TO BE DONE
Find the string "信任学生连在一起的" in the records. Copy every line it appears in.

___ RECORDS TO USE ___

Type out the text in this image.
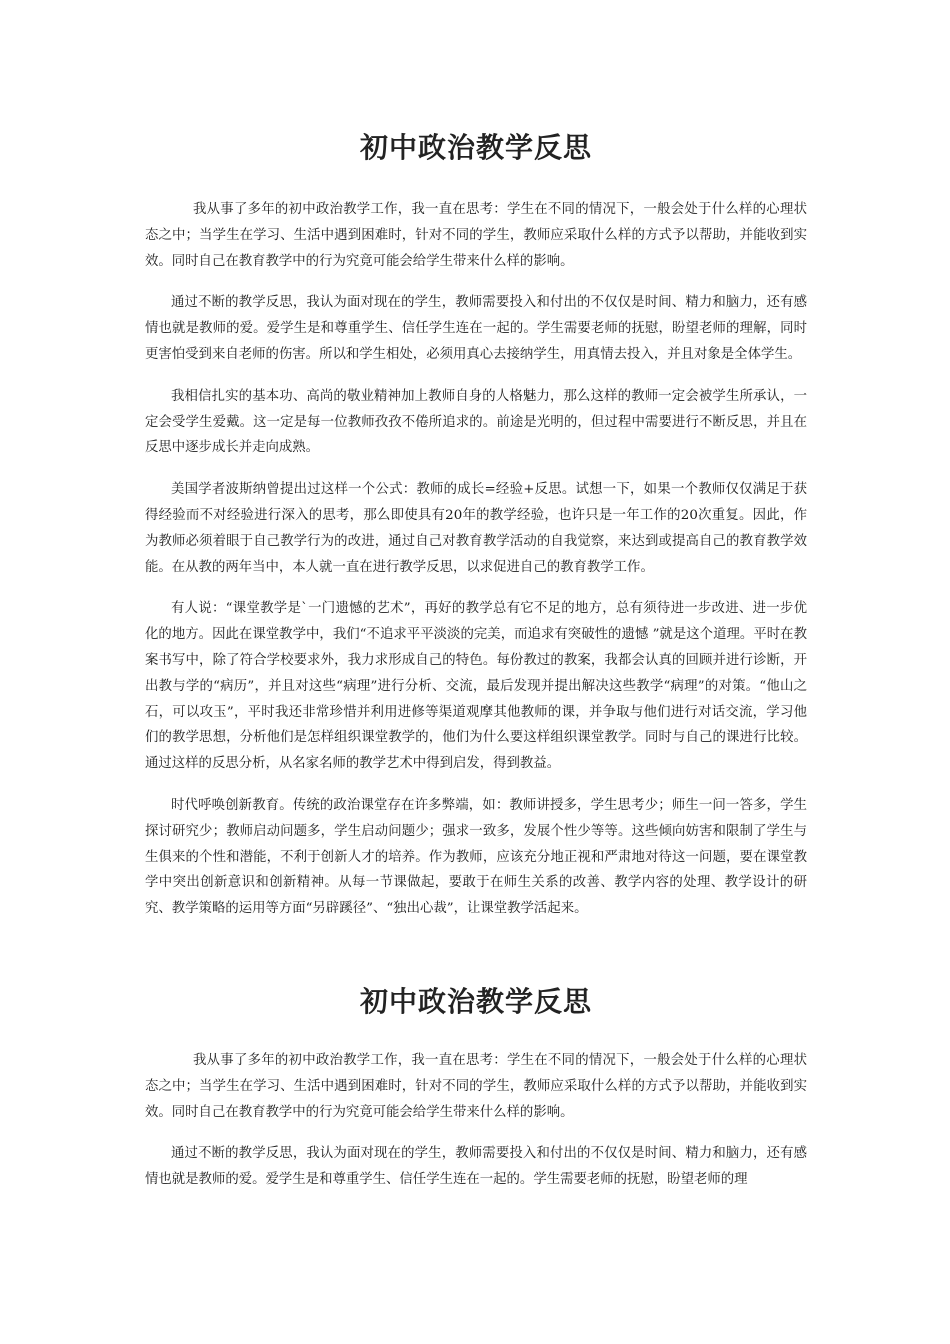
初中政治教学反思

我从事了多年的初中政治教学工作，我一直在思考：学生在不同的情况下，一般会处于什么样的心理状态之中；当学生在学习、生活中遇到困难时，针对不同的学生，教师应采取什么样的方式予以帮助，并能收到实效。同时自己在教育教学中的行为究竟可能会给学生带来什么样的影响。

通过不断的教学反思，我认为面对现在的学生，教师需要投入和付出的不仅仅是时间、精力和脑力，还有感情也就是教师的爱。爱学生是和尊重学生、信任学生连在一起的。学生需要老师的抚慰，盼望老师的理解，同时更害怕受到来自老师的伤害。所以和学生相处，必须用真心去接纳学生，用真情去投入，并且对象是全体学生。

我相信扎实的基本功、高尚的敬业精神加上教师自身的人格魅力，那么这样的教师一定会被学生所承认，一定会受学生爱戴。这一定是每一位教师孜孜不倦所追求的。前途是光明的，但过程中需要进行不断反思，并且在反思中逐步成长并走向成熟。

美国学者波斯纳曾提出过这样一个公式：教师的成长=经验+反思。试想一下，如果一个教师仅仅满足于获得经验而不对经验进行深入的思考，那么即使具有20年的教学经验，也许只是一年工作的20次重复。因此，作为教师必须着眼于自己教学行为的改进，通过自己对教育教学活动的自我觉察，来达到或提高自己的教育教学效能。在从教的两年当中，本人就一直在进行教学反思，以求促进自己的教育教学工作。

有人说：“课堂教学是`一门遗憾的艺术”，再好的教学总有它不足的地方，总有须待进一步改进、进一步优化的地方。因此在课堂教学中，我们“不追求平平淡淡的完美，而追求有突破性的遗憾 ”就是这个道理。平时在教案书写中，除了符合学校要求外，我力求形成自己的特色。每份教过的教案，我都会认真的回顾并进行诊断，开出教与学的“病历”，并且对这些“病理”进行分析、交流，最后发现并提出解决这些教学“病理”的对策。“他山之石，可以攻玉”，平时我还非常珍惜并利用进修等渠道观摩其他教师的课，并争取与他们进行对话交流，学习他们的教学思想，分析他们是怎样组织课堂教学的，他们为什么要这样组织课堂教学。同时与自己的课进行比较。通过这样的反思分析，从名家名师的教学艺术中得到启发，得到教益。

时代呼唤创新教育。传统的政治课堂存在许多弊端，如：教师讲授多，学生思考少；师生一问一答多，学生探讨研究少；教师启动问题多，学生启动问题少；强求一致多，发展个性少等等。这些倾向妨害和限制了学生与生俱来的个性和潜能，不利于创新人才的培养。作为教师，应该充分地正视和严肃地对待这一问题，要在课堂教学中突出创新意识和创新精神。从每一节课做起，要敢于在师生关系的改善、教学内容的处理、教学设计的研究、教学策略的运用等方面“另辟蹊径”、“独出心裁”，让课堂教学活起来。

初中政治教学反思

我从事了多年的初中政治教学工作，我一直在思考：学生在不同的情况下，一般会处于什么样的心理状态之中；当学生在学习、生活中遇到困难时，针对不同的学生，教师应采取什么样的方式予以帮助，并能收到实效。同时自己在教育教学中的行为究竟可能会给学生带来什么样的影响。

通过不断的教学反思，我认为面对现在的学生，教师需要投入和付出的不仅仅是时间、精力和脑力，还有感情也就是教师的爱。爱学生是和尊重学生、信任学生连在一起的。学生需要老师的抚慰，盼望老师的理
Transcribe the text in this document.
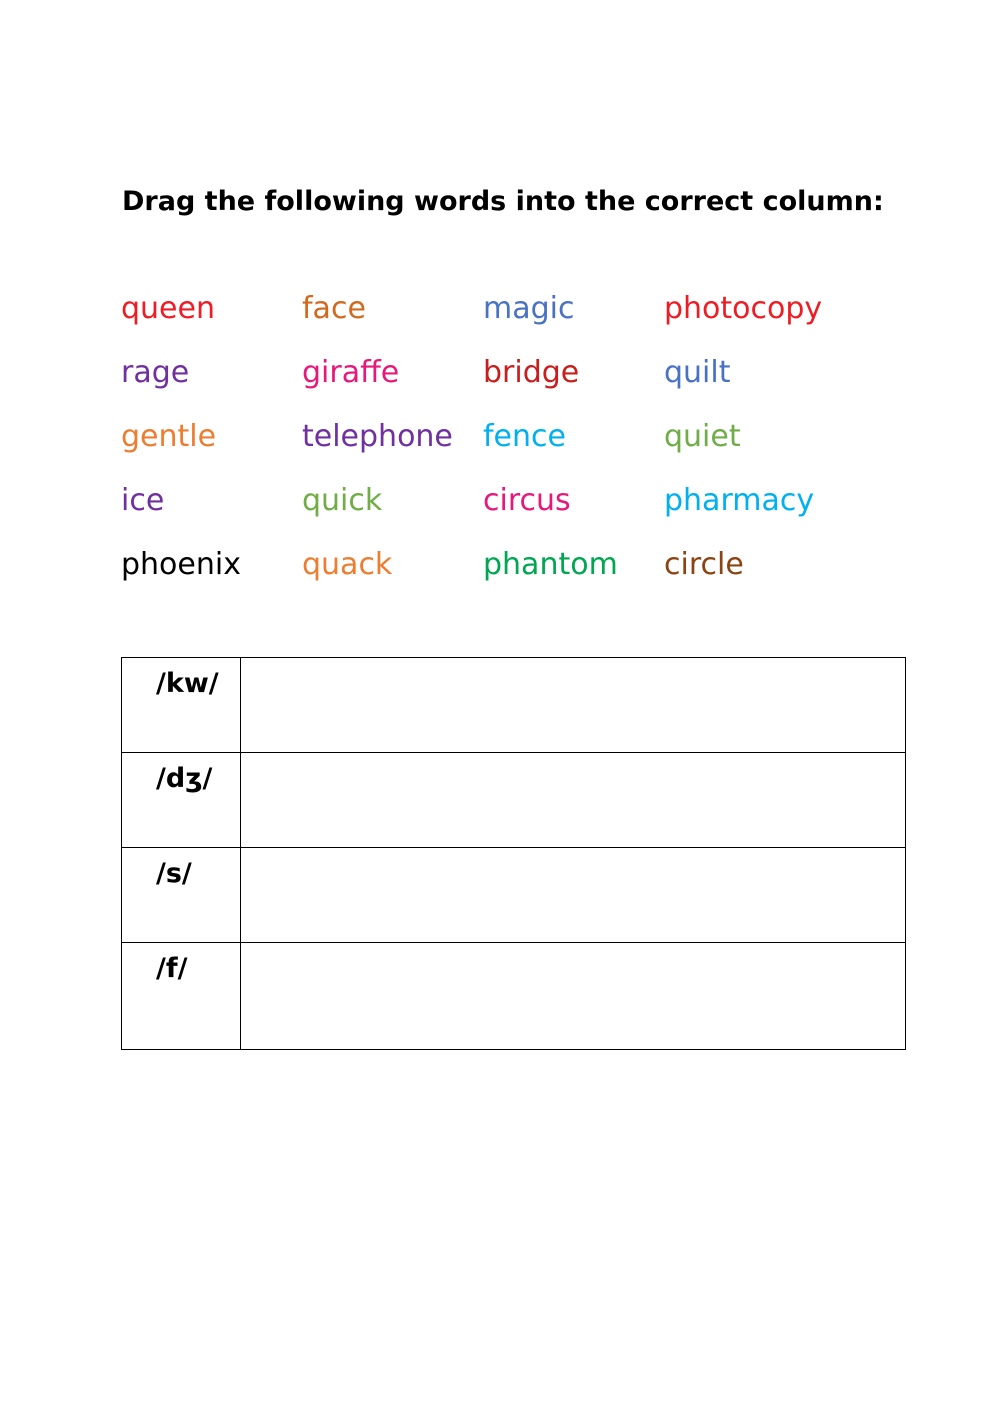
Drag the following words into the correct column:
queen	face	magic	photocopy
rage	giraffe	bridge	quilt
gentle	telephone	fence	quiet
ice	quick	circus	pharmacy
phoenix	quack	phantom	circle
/kw/	

/dʒ/	

/s/	

/f/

___

ANSWER IN FULL
通过不断的教学反思，我认为面对现在的学生，教师需要投入和付出的不仅仅是时间、精力和脑力，还有感情也就是教师的爱。爱学生是和尊重学生、信任学生连在一起的。学生需要老师的抚慰，盼望老师的理解，同时更害怕受到来自老师的伤害。所以和学生相处，必须用真心去接纳学生，用真情去投入，并且对象是全体学生。
通过不断的教学反思，我认为面对现在的学生，教师需要投入和付出的不仅仅是时间、精力和脑力，还有感情也就是教师的爱。爱学生是和尊重学生、信任学生连在一起的。学生需要老师的抚慰，盼望老师的理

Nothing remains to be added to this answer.